(Exercise task) Select the lines below containing the word "color".

(Stored records)
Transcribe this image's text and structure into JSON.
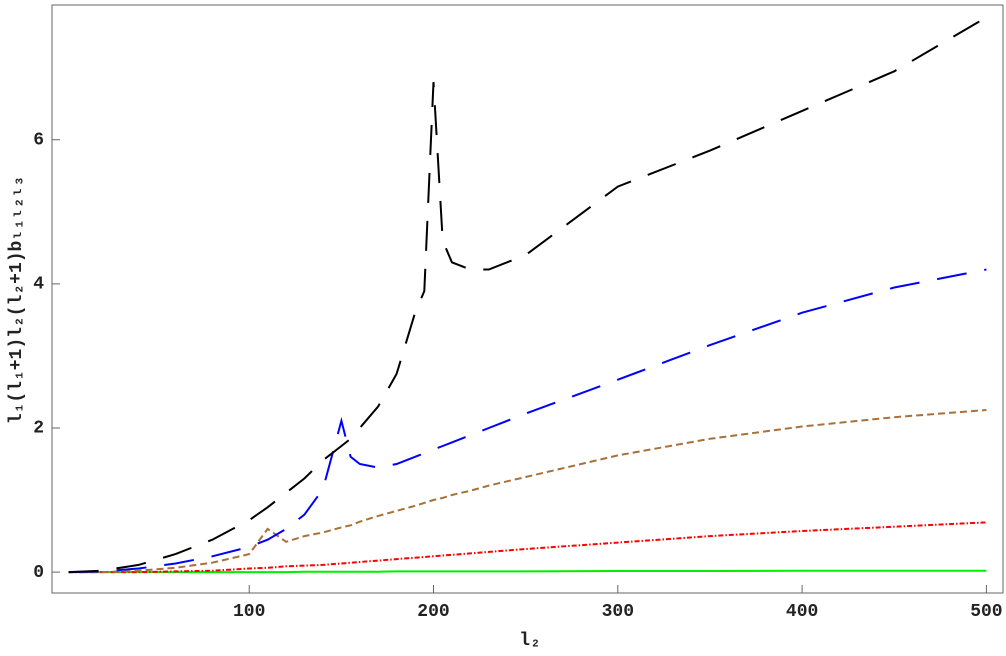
{
  "chart_data": {
    "type": "line",
    "x_label": "l₂",
    "y_label": "l₁(l₁+1)l₂(l₂+1)bₗ₁ₗ₂ₗ₃",
    "x": [
      2,
      20,
      40,
      60,
      80,
      100,
      110,
      120,
      130,
      140,
      150,
      155,
      160,
      170,
      180,
      190,
      195,
      200,
      205,
      210,
      220,
      230,
      250,
      300,
      350,
      400,
      450,
      500
    ],
    "series": [
      {
        "color": "#000000",
        "dash": "long-dash",
        "values": [
          0,
          0.02,
          0.1,
          0.25,
          0.45,
          0.72,
          0.9,
          1.1,
          1.3,
          1.55,
          1.75,
          1.85,
          2.0,
          2.3,
          2.75,
          3.6,
          3.9,
          6.8,
          4.6,
          4.3,
          4.2,
          4.2,
          4.4,
          5.35,
          5.85,
          6.4,
          6.95,
          7.7
        ]
      },
      {
        "color": "#0000ff",
        "dash": "long-dash",
        "values": [
          0,
          0.01,
          0.05,
          0.12,
          0.22,
          0.35,
          0.45,
          0.6,
          0.8,
          1.15,
          2.1,
          1.6,
          1.5,
          1.45,
          1.5,
          1.6,
          1.65,
          1.7,
          1.75,
          1.8,
          1.9,
          2.0,
          2.2,
          2.67,
          3.15,
          3.6,
          3.95,
          4.2
        ]
      },
      {
        "color": "#a8703a",
        "dash": "dashed",
        "values": [
          0,
          0,
          0.02,
          0.06,
          0.13,
          0.25,
          0.6,
          0.42,
          0.5,
          0.55,
          0.62,
          0.65,
          0.7,
          0.78,
          0.85,
          0.92,
          0.96,
          1.0,
          1.03,
          1.07,
          1.13,
          1.2,
          1.32,
          1.62,
          1.85,
          2.02,
          2.15,
          2.25
        ]
      },
      {
        "color": "#ff0000",
        "dash": "dot-dash",
        "values": [
          0,
          0,
          0,
          0.01,
          0.02,
          0.05,
          0.06,
          0.08,
          0.09,
          0.1,
          0.12,
          0.13,
          0.14,
          0.16,
          0.18,
          0.2,
          0.21,
          0.22,
          0.23,
          0.24,
          0.26,
          0.28,
          0.32,
          0.41,
          0.5,
          0.57,
          0.63,
          0.69
        ]
      },
      {
        "color": "#00ee00",
        "dash": "solid",
        "values": [
          0,
          0,
          0,
          0,
          0,
          0,
          0,
          0,
          0.005,
          0.005,
          0.005,
          0.005,
          0.005,
          0.005,
          0.01,
          0.01,
          0.01,
          0.01,
          0.01,
          0.01,
          0.01,
          0.01,
          0.01,
          0.015,
          0.015,
          0.02,
          0.02,
          0.02
        ]
      }
    ],
    "xlim": [
      -7,
      509
    ],
    "ylim": [
      -0.29,
      7.87
    ],
    "xticks": [
      100,
      200,
      300,
      400,
      500
    ],
    "yticks": [
      0,
      2,
      4,
      6
    ]
  }
}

(Task result)
        "color": "#000000",
        "color": "#0000ff",
        "color": "#a8703a",
        "color": "#ff0000",
        "color": "#00ee00",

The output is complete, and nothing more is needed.